-- Begin --
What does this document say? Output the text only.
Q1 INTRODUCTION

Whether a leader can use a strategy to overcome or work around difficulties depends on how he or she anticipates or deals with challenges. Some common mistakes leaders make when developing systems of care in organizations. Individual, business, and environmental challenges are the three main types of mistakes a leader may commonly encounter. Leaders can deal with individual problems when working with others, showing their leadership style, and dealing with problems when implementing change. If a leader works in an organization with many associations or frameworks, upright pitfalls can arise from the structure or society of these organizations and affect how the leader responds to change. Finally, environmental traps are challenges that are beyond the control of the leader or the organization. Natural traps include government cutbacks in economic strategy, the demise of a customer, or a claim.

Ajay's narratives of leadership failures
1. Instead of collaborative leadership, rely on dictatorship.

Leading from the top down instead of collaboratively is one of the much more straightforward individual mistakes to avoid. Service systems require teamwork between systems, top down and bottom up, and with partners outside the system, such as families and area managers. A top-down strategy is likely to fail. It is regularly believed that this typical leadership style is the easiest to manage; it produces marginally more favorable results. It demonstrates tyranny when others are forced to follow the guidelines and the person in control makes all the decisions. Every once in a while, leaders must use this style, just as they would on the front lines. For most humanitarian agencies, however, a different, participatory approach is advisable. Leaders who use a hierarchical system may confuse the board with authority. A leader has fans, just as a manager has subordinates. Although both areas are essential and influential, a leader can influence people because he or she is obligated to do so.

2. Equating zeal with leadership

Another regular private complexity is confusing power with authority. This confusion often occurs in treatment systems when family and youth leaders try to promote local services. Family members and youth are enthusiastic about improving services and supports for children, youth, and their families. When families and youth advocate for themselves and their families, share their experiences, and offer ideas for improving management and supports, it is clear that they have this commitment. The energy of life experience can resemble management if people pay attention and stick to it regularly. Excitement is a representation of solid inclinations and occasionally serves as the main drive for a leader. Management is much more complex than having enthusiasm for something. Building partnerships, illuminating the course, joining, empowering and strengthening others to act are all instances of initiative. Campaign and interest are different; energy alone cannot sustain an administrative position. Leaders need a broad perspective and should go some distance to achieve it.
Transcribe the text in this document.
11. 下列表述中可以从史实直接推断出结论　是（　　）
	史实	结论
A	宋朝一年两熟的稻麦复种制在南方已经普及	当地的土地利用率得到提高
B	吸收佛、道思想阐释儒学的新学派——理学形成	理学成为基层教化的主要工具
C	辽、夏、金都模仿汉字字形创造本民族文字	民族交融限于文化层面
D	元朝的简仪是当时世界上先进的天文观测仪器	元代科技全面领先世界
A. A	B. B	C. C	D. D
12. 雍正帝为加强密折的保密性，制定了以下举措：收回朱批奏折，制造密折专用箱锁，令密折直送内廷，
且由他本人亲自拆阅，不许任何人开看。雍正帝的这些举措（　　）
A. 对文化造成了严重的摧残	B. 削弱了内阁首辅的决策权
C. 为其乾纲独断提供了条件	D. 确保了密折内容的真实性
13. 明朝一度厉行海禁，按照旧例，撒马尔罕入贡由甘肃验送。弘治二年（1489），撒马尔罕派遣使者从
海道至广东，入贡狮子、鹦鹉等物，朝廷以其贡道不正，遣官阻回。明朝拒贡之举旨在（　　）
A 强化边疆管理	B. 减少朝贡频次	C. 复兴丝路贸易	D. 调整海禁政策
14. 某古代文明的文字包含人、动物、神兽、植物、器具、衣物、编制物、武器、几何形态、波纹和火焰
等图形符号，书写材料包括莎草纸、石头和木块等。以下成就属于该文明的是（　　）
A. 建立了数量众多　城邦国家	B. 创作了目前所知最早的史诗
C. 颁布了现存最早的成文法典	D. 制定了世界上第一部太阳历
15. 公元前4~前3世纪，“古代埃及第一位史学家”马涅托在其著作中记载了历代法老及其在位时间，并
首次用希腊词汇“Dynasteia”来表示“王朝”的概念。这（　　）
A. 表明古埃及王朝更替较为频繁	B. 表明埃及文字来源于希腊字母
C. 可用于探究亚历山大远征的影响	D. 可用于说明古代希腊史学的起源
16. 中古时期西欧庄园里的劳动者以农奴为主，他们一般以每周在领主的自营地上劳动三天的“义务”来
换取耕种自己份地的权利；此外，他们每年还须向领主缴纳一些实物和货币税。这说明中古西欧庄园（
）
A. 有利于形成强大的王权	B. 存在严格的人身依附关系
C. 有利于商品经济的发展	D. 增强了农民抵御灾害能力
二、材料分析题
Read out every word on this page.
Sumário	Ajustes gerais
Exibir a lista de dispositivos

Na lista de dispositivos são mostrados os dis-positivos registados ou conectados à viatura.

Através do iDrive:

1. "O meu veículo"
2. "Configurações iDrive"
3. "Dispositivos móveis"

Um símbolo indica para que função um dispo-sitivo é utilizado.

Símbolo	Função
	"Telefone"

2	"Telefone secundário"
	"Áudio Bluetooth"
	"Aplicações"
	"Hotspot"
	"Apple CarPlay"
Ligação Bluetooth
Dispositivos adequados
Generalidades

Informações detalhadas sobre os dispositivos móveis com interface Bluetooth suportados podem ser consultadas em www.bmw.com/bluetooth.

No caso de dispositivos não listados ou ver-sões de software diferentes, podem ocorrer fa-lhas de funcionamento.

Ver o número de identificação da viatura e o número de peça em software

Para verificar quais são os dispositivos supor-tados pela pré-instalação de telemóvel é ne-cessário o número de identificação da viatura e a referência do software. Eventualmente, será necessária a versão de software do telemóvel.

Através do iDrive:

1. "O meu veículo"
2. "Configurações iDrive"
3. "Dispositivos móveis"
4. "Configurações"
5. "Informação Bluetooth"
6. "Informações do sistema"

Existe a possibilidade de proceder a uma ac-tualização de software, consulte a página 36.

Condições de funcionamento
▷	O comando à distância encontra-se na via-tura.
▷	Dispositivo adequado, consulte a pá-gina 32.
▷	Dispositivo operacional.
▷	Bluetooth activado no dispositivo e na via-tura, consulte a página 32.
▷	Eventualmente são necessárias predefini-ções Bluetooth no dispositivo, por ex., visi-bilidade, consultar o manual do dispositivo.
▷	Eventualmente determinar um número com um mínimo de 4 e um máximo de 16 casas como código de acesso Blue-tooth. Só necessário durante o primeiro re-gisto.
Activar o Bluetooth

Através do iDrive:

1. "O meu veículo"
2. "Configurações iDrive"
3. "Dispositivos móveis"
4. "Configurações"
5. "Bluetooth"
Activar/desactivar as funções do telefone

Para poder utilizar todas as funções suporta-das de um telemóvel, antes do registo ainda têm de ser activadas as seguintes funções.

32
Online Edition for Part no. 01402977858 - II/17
-- End --
[Given instruction]: Exactly reproduce every line of the records.

[The result]:
What does this document say? Output the text only.
Q1 INTRODUCTION

Whether a leader can use a strategy to overcome or work around difficulties depends on how he or she anticipates or deals with challenges. Some common mistakes leaders make when developing systems of care in organizations. Individual, business, and environmental challenges are the three main types of mistakes a leader may commonly encounter. Leaders can deal with individual problems when working with others, showing their leadership style, and dealing with problems when implementing change. If a leader works in an organization with many associations or frameworks, upright pitfalls can arise from the structure or society of these organizations and affect how the leader responds to change. Finally, environmental traps are challenges that are beyond the control of the leader or the organization. Natural traps include government cutbacks in economic strategy, the demise of a customer, or a claim.

Ajay's narratives of leadership failures
1. Instead of collaborative leadership, rely on dictatorship.

Leading from the top down instead of collaboratively is one of the much more straightforward individual mistakes to avoid. Service systems require teamwork between systems, top down and bottom up, and with partners outside the system, such as families and area managers. A top-down strategy is likely to fail. It is regularly believed that this typical leadership style is the easiest to manage; it produces marginally more favorable results. It demonstrates tyranny when others are forced to follow the guidelines and the person in control makes all the decisions. Every once in a while, leaders must use this style, just as they would on the front lines. For most humanitarian agencies, however, a different, participatory approach is advisable. Leaders who use a hierarchical system may confuse the board with authority. A leader has fans, just as a manager has subordinates. Although both areas are essential and influential, a leader can influence people because he or she is obligated to do so.

2. Equating zeal with leadership

Another regular private complexity is confusing power with authority. This confusion often occurs in treatment systems when family and youth leaders try to promote local services. Family members and youth are enthusiastic about improving services and supports for children, youth, and their families. When families and youth advocate for themselves and their families, share their experiences, and offer ideas for improving management and supports, it is clear that they have this commitment. The energy of life experience can resemble management if people pay attention and stick to it regularly. Excitement is a representation of solid inclinations and occasionally serves as the main drive for a leader. Management is much more complex than having enthusiasm for something. Building partnerships, illuminating the course, joining, empowering and strengthening others to act are all instances of initiative. Campaign and interest are different; energy alone cannot sustain an administrative position. Leaders need a broad perspective and should go some distance to achieve it.
Transcribe the text in this document.
11. 下列表述中可以从史实直接推断出结论　是（　　）
	史实	结论
A	宋朝一年两熟的稻麦复种制在南方已经普及	当地的土地利用率得到提高
B	吸收佛、道思想阐释儒学的新学派——理学形成	理学成为基层教化的主要工具
C	辽、夏、金都模仿汉字字形创造本民族文字	民族交融限于文化层面
D	元朝的简仪是当时世界上先进的天文观测仪器	元代科技全面领先世界
A. A	B. B	C. C	D. D
12. 雍正帝为加强密折的保密性，制定了以下举措：收回朱批奏折，制造密折专用箱锁，令密折直送内廷，
且由他本人亲自拆阅，不许任何人开看。雍正帝的这些举措（　　）
A. 对文化造成了严重的摧残	B. 削弱了内阁首辅的决策权
C. 为其乾纲独断提供了条件	D. 确保了密折内容的真实性
13. 明朝一度厉行海禁，按照旧例，撒马尔罕入贡由甘肃验送。弘治二年（1489），撒马尔罕派遣使者从
海道至广东，入贡狮子、鹦鹉等物，朝廷以其贡道不正，遣官阻回。明朝拒贡之举旨在（　　）
A 强化边疆管理	B. 减少朝贡频次	C. 复兴丝路贸易	D. 调整海禁政策
14. 某古代文明的文字包含人、动物、神兽、植物、器具、衣物、编制物、武器、几何形态、波纹和火焰
等图形符号，书写材料包括莎草纸、石头和木块等。以下成就属于该文明的是（　　）
A. 建立了数量众多　城邦国家	B. 创作了目前所知最早的史诗
C. 颁布了现存最早的成文法典	D. 制定了世界上第一部太阳历
15. 公元前4~前3世纪，“古代埃及第一位史学家”马涅托在其著作中记载了历代法老及其在位时间，并
首次用希腊词汇“Dynasteia”来表示“王朝”的概念。这（　　）
A. 表明古埃及王朝更替较为频繁	B. 表明埃及文字来源于希腊字母
C. 可用于探究亚历山大远征的影响	D. 可用于说明古代希腊史学的起源
16. 中古时期西欧庄园里的劳动者以农奴为主，他们一般以每周在领主的自营地上劳动三天的“义务”来
换取耕种自己份地的权利；此外，他们每年还须向领主缴纳一些实物和货币税。这说明中古西欧庄园（
）
A. 有利于形成强大的王权	B. 存在严格的人身依附关系
C. 有利于商品经济的发展	D. 增强了农民抵御灾害能力
二、材料分析题
Read out every word on this page.
Sumário	Ajustes gerais
Exibir a lista de dispositivos

Na lista de dispositivos são mostrados os dis-positivos registados ou conectados à viatura.

Através do iDrive:

1. "O meu veículo"
2. "Configurações iDrive"
3. "Dispositivos móveis"

Um símbolo indica para que função um dispo-sitivo é utilizado.

Símbolo	Função
	"Telefone"

2	"Telefone secundário"
	"Áudio Bluetooth"
	"Aplicações"
	"Hotspot"
	"Apple CarPlay"
Ligação Bluetooth
Dispositivos adequados
Generalidades

Informações detalhadas sobre os dispositivos móveis com interface Bluetooth suportados podem ser consultadas em www.bmw.com/bluetooth.

No caso de dispositivos não listados ou ver-sões de software diferentes, podem ocorrer fa-lhas de funcionamento.

Ver o número de identificação da viatura e o número de peça em software

Para verificar quais são os dispositivos supor-tados pela pré-instalação de telemóvel é ne-cessário o número de identificação da viatura e a referência do software. Eventualmente, será necessária a versão de software do telemóvel.

Através do iDrive:

1. "O meu veículo"
2. "Configurações iDrive"
3. "Dispositivos móveis"
4. "Configurações"
5. "Informação Bluetooth"
6. "Informações do sistema"

Existe a possibilidade de proceder a uma ac-tualização de software, consulte a página 36.

Condições de funcionamento
▷	O comando à distância encontra-se na via-tura.
▷	Dispositivo adequado, consulte a pá-gina 32.
▷	Dispositivo operacional.
▷	Bluetooth activado no dispositivo e na via-tura, consulte a página 32.
▷	Eventualmente são necessárias predefini-ções Bluetooth no dispositivo, por ex., visi-bilidade, consultar o manual do dispositivo.
▷	Eventualmente determinar um número com um mínimo de 4 e um máximo de 16 casas como código de acesso Blue-tooth. Só necessário durante o primeiro re-gisto.
Activar o Bluetooth

Através do iDrive:

1. "O meu veículo"
2. "Configurações iDrive"
3. "Dispositivos móveis"
4. "Configurações"
5. "Bluetooth"
Activar/desactivar as funções do telefone

Para poder utilizar todas as funções suporta-das de um telemóvel, antes do registo ainda têm de ser activadas as seguintes funções.

32
Online Edition for Part no. 01402977858 - II/17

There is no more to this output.